§ **Task statement**: Reproduce the listing exactly and skip over any pictures.

-- Start of Provided information --

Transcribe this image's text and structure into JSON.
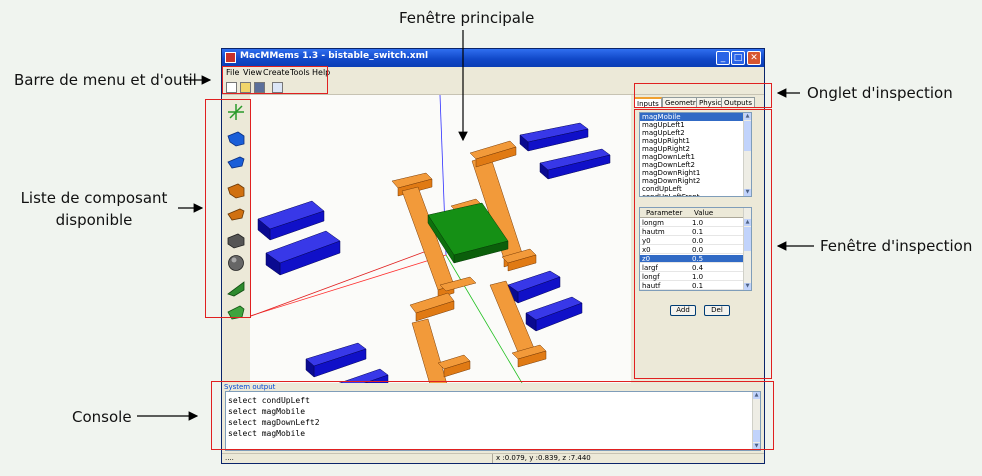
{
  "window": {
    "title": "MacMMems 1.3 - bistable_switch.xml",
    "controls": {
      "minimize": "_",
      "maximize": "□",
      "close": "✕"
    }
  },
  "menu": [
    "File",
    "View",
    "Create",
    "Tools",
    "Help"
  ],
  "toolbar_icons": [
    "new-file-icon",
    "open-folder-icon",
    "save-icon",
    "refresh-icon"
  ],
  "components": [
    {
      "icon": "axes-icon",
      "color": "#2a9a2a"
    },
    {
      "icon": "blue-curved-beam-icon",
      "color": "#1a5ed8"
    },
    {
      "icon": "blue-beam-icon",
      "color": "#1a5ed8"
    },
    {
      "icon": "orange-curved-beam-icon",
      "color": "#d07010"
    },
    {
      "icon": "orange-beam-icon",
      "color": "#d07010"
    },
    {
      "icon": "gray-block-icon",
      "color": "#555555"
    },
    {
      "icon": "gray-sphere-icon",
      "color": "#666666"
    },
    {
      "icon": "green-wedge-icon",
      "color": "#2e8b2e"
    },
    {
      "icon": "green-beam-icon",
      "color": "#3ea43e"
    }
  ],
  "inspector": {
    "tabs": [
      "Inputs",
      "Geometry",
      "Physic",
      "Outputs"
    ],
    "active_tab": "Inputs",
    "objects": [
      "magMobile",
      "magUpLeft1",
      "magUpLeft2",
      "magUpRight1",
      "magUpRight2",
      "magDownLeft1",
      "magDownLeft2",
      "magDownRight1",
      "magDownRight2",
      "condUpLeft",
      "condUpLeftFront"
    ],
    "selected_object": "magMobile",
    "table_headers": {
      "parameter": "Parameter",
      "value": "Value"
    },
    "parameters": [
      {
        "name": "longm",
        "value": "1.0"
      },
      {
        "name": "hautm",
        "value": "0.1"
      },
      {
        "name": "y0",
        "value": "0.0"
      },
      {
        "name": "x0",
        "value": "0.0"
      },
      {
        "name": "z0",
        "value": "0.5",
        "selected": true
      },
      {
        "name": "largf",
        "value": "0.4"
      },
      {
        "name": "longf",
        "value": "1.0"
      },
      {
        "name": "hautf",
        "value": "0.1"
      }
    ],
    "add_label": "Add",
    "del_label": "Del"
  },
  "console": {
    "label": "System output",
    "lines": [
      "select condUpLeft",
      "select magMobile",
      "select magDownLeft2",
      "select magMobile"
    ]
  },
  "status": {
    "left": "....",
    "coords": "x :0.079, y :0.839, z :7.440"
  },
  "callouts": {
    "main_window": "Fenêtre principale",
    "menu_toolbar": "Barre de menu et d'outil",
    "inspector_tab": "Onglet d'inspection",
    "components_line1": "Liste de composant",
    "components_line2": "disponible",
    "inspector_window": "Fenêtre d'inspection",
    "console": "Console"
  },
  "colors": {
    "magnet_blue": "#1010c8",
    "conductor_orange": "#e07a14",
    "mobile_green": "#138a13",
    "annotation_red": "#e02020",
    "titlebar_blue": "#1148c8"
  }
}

-- End of Provided information --

§ **Expected output**:
Transcribe this image's text and structure into JSON.
{
  "window": {
    "title": "MacMMems 1.3 - bistable_switch.xml",
    "controls": {
      "minimize": "_",
      "maximize": "□",
      "close": "✕"
    }
  },
  "menu": [
    "File",
    "View",
    "Create",
    "Tools",
    "Help"
  ],
  "toolbar_icons": [
    "new-file-icon",
    "open-folder-icon",
    "save-icon",
    "refresh-icon"
  ],
  "components": [
    {
      "icon": "axes-icon",
      "color": "#2a9a2a"
    },
    {
      "icon": "blue-curved-beam-icon",
      "color": "#1a5ed8"
    },
    {
      "icon": "blue-beam-icon",
      "color": "#1a5ed8"
    },
    {
      "icon": "orange-curved-beam-icon",
      "color": "#d07010"
    },
    {
      "icon": "orange-beam-icon",
      "color": "#d07010"
    },
    {
      "icon": "gray-block-icon",
      "color": "#555555"
    },
    {
      "icon": "gray-sphere-icon",
      "color": "#666666"
    },
    {
      "icon": "green-wedge-icon",
      "color": "#2e8b2e"
    },
    {
      "icon": "green-beam-icon",
      "color": "#3ea43e"
    }
  ],
  "inspector": {
    "tabs": [
      "Inputs",
      "Geometry",
      "Physic",
      "Outputs"
    ],
    "active_tab": "Inputs",
    "objects": [
      "magMobile",
      "magUpLeft1",
      "magUpLeft2",
      "magUpRight1",
      "magUpRight2",
      "magDownLeft1",
      "magDownLeft2",
      "magDownRight1",
      "magDownRight2",
      "condUpLeft",
      "condUpLeftFront"
    ],
    "selected_object": "magMobile",
    "table_headers": {
      "parameter": "Parameter",
      "value": "Value"
    },
    "parameters": [
      {
        "name": "longm",
        "value": "1.0"
      },
      {
        "name": "hautm",
        "value": "0.1"
      },
      {
        "name": "y0",
        "value": "0.0"
      },
      {
        "name": "x0",
        "value": "0.0"
      },
      {
        "name": "z0",
        "value": "0.5",
        "selected": true
      },
      {
        "name": "largf",
        "value": "0.4"
      },
      {
        "name": "longf",
        "value": "1.0"
      },
      {
        "name": "hautf",
        "value": "0.1"
      }
    ],
    "add_label": "Add",
    "del_label": "Del"
  },
  "console": {
    "label": "System output",
    "lines": [
      "select condUpLeft",
      "select magMobile",
      "select magDownLeft2",
      "select magMobile"
    ]
  },
  "status": {
    "left": "....",
    "coords": "x :0.079, y :0.839, z :7.440"
  },
  "callouts": {
    "main_window": "Fenêtre principale",
    "menu_toolbar": "Barre de menu et d'outil",
    "inspector_tab": "Onglet d'inspection",
    "components_line1": "Liste de composant",
    "components_line2": "disponible",
    "inspector_window": "Fenêtre d'inspection",
    "console": "Console"
  },
  "colors": {
    "magnet_blue": "#1010c8",
    "conductor_orange": "#e07a14",
    "mobile_green": "#138a13",
    "annotation_red": "#e02020",
    "titlebar_blue": "#1148c8"
  }
}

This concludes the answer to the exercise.